> _EXTRACT TO READ_:
====

Measure Theory + Algebra + AOC = Vitali Set

Perhaps the least intuitive concept one first encounters in the study of Abstract Measure Spaces, or even the Lebesgue Measure on $\mathbb{R}^n$, is the concept of an unmeasurable set. What the heck does this even mean? Well it really just means that there’s no good way to assign a “size” to this set. A -algebra is really just trying to answer the question: “To what can we reasonably assign some size?”. Thus, if a set isn’t in the $\sigma$-algebra, we simply mean that it does not have a well-defined size. Luckily the Lebesgue measure does a pretty darn good job at handling any reasonable set that one would encounter in the wild.

In fact, to find an example of a set that is not measurable, we have to be quite clever and artificial; we even have to invoke the Axiom of Choice. Many of the constructions of the archetypical unmeasurable set, the Vitali Set, seem rather opaque at first glance. However, one construction, in my opinion, trumps all the others in both intuition and elegance.

Using simple algebra and the axiom of choice, we can construct our exotic set. So, on that note, let us begin. Let $\mathfrak{M} (\mu)$ be the set of Lebesgue-Measurable Sets in $\mathbb{R}^n$.

Construction of the Vitali Set:

Assume that every group below is equipped with standard addition. ($\coprod$ represents a disjoint union)

Begin with the quotient group $\mathbb{R} / \mathbb{Z} \simeq [0,1)$ Since $\mathbb{R} / \mathbb{Z}$ is abelian and $\mathbb{Q} / \mathbb{Z}$ is a subgroup it is a normal subgroup. Consider the group
$(\mathbb{R} / \mathbb{Z})/(\mathbb{Q} / \mathbb{Z}) := \{ r+ (\mathbb{Q}/ \mathbb{Z}) : r \in \mathbb{R} / \mathbb{Z} \},$

i.e. the set of all cosets of the group. By the Axiom of Choice, there exists a set $P$ such that, for each $p \in \mathbb{R} / \mathbb{Z}$, $|p \cap (r + \mathbb{Q} / \mathbb{Z})| = 1,$ that is, we may pick a single representative from each coset. Moreover, given an enumeration of $\mathbb{Q}$,
$[0,1) = \coprod \limits_{q_i \in \mathbb{Q}} P + q_i$

where $(P+q_i) \cap (P+q_j)$ are disjoint since if not, we would have two representatives in the same equivalence class. Also, $\mu(P+q_i) = \mu(P+q_j)$. If $\mu(P+q_i)>0$, then $\mu ([0,1)) = \mu ( \coprod \limits_{q_i \in \mathbb{Q}} P + q_i ) = \sum \limits_{q_i \in \mathbb{Q}} \mu(P+q_i) = \infty.$ If not, it is $0$. Either way, $\mu([0,1)) \neq 0 \neq \infty$. Thus, $P \notin \mathfrak{M}(\mu)$.

====

> _LISTED RECORDS_:

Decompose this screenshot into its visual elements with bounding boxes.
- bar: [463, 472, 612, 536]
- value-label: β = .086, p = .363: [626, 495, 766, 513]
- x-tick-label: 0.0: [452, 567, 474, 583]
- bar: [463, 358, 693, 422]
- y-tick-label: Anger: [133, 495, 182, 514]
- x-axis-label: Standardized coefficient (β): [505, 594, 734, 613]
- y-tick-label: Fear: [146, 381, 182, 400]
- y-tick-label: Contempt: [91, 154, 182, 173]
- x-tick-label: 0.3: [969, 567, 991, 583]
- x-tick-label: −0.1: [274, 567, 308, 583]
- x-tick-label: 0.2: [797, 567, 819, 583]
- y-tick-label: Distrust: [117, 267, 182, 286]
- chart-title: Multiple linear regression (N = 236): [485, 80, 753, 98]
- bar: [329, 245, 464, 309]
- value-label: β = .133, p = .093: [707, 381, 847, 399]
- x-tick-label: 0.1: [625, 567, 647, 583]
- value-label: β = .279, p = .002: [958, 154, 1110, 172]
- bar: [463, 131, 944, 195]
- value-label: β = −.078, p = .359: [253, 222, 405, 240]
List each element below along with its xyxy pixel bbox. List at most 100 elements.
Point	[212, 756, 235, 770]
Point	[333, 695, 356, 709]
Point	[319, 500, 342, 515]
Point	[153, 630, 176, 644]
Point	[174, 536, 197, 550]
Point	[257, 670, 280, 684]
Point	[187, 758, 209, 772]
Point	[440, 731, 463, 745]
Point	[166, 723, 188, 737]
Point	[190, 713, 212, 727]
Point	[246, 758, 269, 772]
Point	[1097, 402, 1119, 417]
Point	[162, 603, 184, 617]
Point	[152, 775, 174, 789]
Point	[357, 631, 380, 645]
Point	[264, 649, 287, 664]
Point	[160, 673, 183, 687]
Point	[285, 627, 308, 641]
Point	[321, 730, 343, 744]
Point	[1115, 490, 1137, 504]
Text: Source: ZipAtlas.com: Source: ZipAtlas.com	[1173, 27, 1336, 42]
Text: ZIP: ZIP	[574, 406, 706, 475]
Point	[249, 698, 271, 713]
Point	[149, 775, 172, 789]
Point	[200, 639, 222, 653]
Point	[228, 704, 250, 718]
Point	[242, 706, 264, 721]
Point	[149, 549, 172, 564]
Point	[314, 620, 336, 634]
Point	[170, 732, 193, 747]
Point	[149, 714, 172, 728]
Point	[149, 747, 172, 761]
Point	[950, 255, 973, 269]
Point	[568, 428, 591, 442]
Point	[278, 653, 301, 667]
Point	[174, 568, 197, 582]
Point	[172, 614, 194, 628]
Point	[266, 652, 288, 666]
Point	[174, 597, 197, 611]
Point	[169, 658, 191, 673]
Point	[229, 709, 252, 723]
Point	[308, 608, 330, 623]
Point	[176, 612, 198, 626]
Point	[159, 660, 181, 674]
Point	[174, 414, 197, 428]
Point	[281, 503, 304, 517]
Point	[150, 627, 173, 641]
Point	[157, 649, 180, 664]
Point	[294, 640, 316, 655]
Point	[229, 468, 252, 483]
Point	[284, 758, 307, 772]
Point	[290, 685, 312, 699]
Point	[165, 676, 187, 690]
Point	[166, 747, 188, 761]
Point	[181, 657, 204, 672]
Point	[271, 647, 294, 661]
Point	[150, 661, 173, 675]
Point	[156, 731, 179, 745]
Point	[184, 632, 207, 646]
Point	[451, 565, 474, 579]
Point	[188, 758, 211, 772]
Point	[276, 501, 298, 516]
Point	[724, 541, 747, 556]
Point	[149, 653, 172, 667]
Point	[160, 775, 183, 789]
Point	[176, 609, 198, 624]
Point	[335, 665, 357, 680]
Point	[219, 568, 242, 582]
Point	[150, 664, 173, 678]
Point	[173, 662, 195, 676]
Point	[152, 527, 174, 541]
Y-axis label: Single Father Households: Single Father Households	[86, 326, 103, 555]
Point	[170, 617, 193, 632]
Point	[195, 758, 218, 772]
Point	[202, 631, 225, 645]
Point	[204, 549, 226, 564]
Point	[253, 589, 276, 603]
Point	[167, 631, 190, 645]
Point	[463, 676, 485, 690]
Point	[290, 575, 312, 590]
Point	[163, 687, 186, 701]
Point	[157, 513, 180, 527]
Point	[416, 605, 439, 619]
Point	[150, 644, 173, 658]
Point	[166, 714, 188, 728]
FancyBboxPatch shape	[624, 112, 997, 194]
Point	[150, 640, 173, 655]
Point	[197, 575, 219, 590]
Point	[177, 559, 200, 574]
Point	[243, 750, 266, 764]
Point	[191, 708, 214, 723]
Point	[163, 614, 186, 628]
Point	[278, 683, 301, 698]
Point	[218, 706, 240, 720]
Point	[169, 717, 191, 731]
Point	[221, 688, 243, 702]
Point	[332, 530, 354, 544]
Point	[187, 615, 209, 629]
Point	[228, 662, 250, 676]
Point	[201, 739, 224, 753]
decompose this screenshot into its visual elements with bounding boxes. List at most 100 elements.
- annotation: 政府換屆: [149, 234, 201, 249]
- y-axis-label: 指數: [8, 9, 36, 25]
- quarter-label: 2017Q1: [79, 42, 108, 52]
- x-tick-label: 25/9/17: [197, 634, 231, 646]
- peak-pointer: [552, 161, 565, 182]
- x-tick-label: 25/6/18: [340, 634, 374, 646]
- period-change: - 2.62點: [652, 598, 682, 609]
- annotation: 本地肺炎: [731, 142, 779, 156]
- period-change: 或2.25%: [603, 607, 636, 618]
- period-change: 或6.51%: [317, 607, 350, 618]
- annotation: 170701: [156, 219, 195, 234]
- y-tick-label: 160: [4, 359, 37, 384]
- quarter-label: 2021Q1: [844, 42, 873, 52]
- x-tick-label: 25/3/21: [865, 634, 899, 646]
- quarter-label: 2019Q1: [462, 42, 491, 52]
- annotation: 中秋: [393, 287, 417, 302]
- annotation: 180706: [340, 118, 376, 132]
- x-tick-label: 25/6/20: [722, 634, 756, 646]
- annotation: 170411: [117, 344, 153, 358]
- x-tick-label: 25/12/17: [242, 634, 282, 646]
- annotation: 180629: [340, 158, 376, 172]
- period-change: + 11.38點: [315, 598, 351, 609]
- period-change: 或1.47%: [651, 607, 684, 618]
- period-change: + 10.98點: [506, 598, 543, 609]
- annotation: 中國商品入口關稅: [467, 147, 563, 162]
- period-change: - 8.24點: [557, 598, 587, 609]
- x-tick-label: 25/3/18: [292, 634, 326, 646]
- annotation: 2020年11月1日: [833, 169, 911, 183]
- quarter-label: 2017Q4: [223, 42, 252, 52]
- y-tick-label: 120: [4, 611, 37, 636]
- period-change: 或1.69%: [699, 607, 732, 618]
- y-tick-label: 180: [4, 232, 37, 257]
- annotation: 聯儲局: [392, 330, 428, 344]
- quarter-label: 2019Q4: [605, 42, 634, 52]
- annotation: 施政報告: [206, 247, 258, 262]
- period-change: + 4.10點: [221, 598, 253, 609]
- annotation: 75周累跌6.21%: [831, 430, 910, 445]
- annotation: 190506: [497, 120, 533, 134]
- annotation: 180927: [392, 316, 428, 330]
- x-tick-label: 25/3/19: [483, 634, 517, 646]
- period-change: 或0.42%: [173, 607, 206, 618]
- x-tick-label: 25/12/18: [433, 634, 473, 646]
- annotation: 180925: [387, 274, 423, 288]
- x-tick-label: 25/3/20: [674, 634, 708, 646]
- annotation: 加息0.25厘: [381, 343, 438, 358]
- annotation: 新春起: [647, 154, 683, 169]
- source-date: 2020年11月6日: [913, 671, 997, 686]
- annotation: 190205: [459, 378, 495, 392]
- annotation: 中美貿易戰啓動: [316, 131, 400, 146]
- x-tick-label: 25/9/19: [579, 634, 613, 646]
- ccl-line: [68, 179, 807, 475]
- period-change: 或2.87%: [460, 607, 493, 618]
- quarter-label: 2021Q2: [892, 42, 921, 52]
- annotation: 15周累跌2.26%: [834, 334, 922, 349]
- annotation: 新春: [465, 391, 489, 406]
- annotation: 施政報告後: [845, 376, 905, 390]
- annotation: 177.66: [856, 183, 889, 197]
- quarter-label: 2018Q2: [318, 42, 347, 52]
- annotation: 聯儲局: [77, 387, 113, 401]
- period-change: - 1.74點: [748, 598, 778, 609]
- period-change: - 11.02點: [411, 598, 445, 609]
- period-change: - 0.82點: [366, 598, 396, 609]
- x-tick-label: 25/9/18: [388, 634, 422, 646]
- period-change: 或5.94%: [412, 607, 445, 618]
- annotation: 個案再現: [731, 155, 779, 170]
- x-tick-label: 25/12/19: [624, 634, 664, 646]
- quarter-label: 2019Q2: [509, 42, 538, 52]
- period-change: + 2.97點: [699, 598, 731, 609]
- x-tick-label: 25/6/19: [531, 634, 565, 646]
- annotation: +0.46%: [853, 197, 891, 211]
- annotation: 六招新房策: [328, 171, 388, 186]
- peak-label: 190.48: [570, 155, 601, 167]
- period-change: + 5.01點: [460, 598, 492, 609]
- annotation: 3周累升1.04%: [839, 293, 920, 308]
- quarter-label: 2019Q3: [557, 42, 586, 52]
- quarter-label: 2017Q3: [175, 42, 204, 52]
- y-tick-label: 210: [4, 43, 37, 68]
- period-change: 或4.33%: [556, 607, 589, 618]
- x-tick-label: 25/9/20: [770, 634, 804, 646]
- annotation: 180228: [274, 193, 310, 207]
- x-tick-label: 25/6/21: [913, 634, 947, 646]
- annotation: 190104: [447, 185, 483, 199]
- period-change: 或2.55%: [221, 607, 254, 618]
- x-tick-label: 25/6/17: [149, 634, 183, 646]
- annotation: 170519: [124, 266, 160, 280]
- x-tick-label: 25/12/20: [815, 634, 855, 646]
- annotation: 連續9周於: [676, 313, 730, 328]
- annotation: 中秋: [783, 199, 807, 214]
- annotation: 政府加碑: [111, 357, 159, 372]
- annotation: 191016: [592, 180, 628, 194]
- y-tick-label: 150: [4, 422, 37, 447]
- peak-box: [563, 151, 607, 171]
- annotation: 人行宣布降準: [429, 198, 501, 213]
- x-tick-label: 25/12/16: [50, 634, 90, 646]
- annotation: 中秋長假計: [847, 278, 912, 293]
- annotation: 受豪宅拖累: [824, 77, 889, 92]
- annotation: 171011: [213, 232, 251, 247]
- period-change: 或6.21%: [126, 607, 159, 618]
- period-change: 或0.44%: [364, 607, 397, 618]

====

> _WHAT IS NEEDED_: According to the post on the Vitali set, what axiom must be invoked to find an example of a set that is not measurable?

> _COMPLETE ANSWER_: The Axiom of Choice.